[Rows from a dataset]
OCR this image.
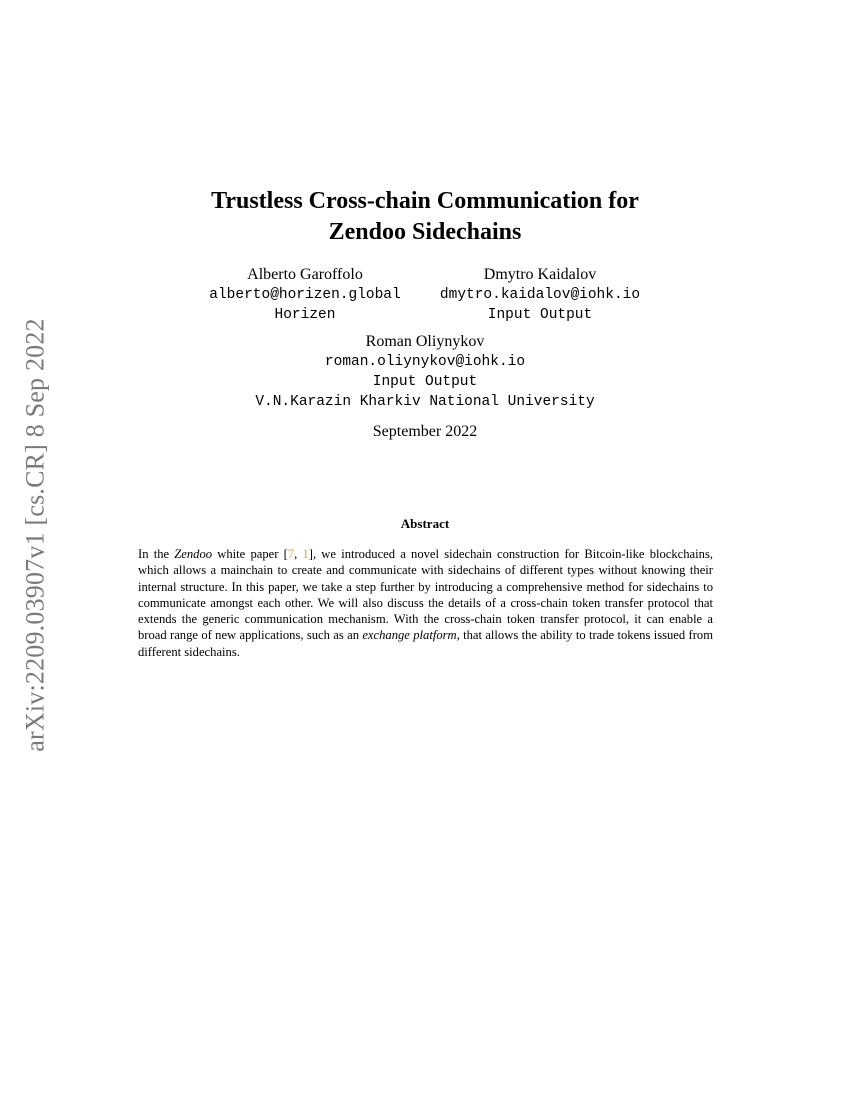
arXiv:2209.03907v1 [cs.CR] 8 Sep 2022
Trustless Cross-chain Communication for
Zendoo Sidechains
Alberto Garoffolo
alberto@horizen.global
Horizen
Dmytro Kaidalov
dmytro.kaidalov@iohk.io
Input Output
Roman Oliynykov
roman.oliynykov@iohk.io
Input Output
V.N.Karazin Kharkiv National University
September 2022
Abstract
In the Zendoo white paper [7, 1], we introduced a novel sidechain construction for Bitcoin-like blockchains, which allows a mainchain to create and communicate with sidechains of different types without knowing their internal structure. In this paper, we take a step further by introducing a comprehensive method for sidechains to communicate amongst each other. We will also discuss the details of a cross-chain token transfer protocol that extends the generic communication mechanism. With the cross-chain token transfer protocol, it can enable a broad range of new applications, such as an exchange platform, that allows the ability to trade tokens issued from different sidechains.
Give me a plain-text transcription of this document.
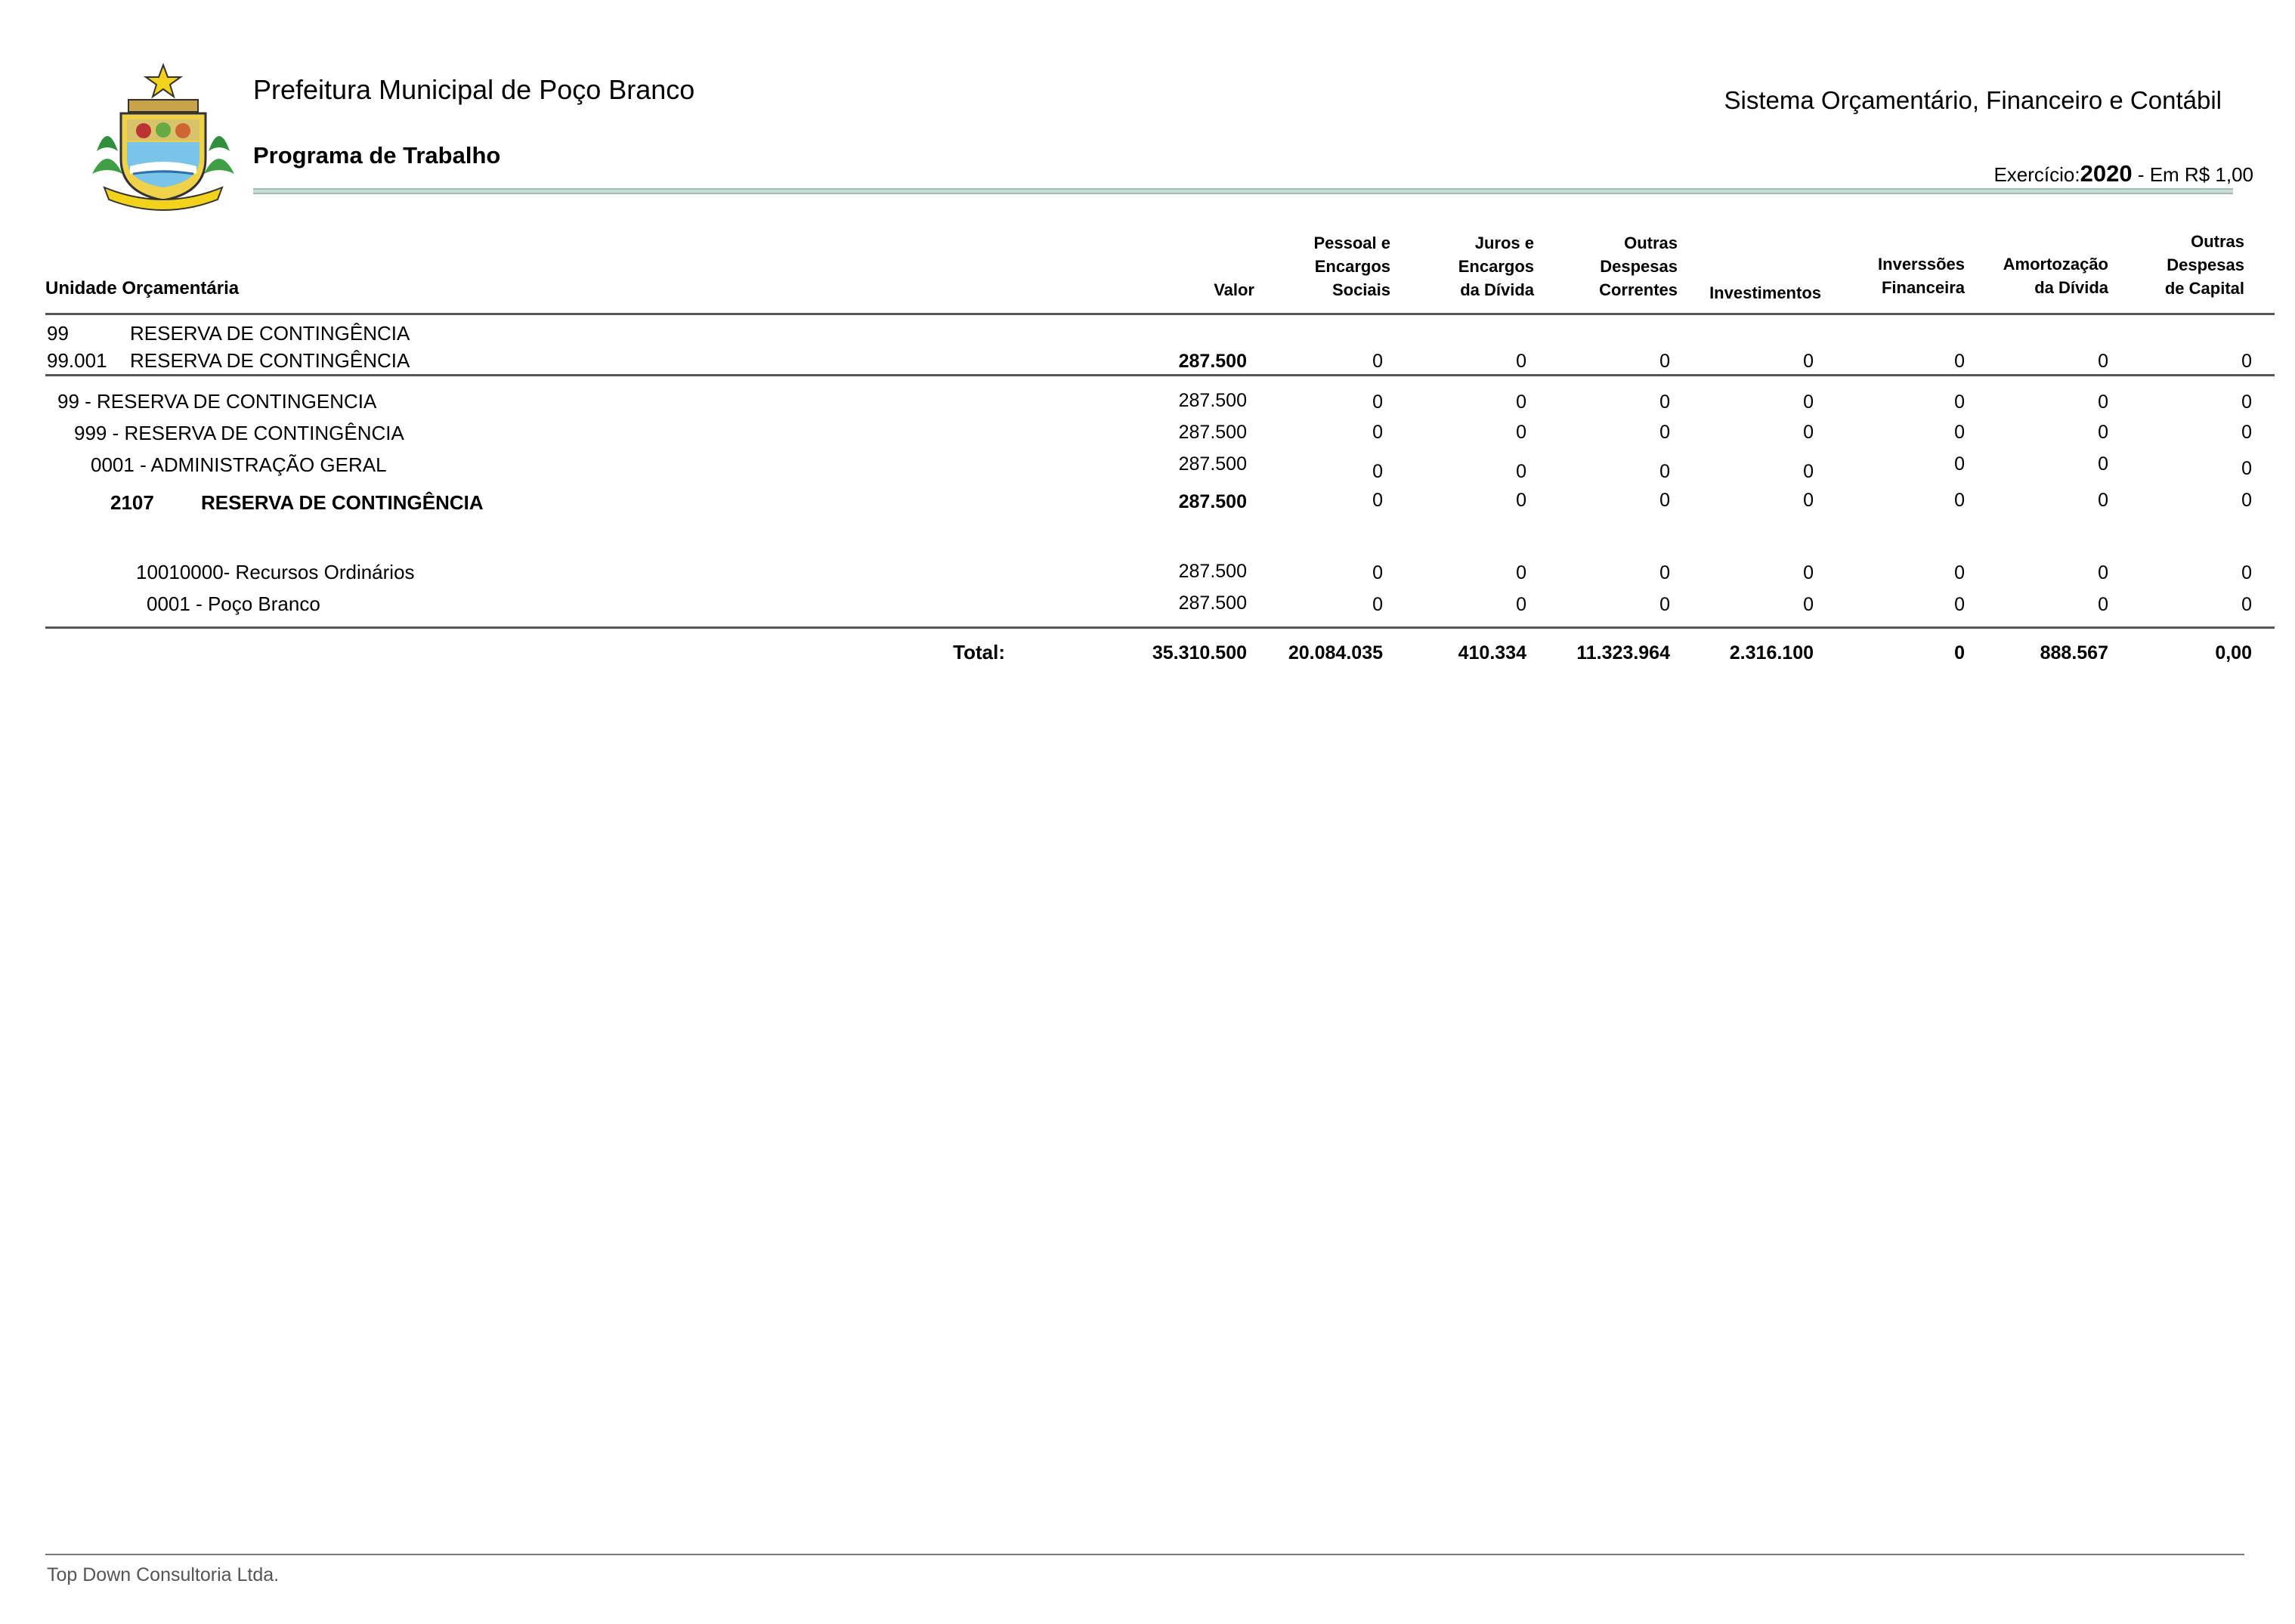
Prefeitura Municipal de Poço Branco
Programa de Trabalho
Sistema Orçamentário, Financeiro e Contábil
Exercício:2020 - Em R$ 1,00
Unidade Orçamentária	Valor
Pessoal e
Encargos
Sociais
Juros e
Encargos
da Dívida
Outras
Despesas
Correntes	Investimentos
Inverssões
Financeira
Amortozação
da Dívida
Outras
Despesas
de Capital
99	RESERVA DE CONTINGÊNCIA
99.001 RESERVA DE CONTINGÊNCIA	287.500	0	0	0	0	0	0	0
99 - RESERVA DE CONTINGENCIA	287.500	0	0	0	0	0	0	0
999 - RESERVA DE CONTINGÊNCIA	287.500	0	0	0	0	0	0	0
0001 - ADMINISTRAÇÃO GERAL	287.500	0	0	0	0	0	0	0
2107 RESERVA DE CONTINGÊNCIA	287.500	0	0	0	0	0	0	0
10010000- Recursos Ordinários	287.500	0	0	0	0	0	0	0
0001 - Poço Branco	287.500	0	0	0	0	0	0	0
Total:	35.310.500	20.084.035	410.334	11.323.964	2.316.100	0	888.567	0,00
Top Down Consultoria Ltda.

*WHAT NEEDS TO BE DONE*. From the records above, pull out each line that has "this".

*WRITTEN ANSWER*.
OCR this image.
In the Zendoo white paper [7, 1], we introduced a novel sidechain construction for Bitcoin-like blockchains, which allows a mainchain to create and communicate with sidechains of different types without knowing their internal structure. In this paper, we take a step further by introducing a comprehensive method for sidechains to communicate amongst each other. We will also discuss the details of a cross-chain token transfer protocol that extends the generic communication mechanism. With the cross-chain token transfer protocol, it can enable a broad range of new applications, such as an exchange platform, that allows the ability to trade tokens issued from different sidechains.
Give me a plain-text transcription of this document.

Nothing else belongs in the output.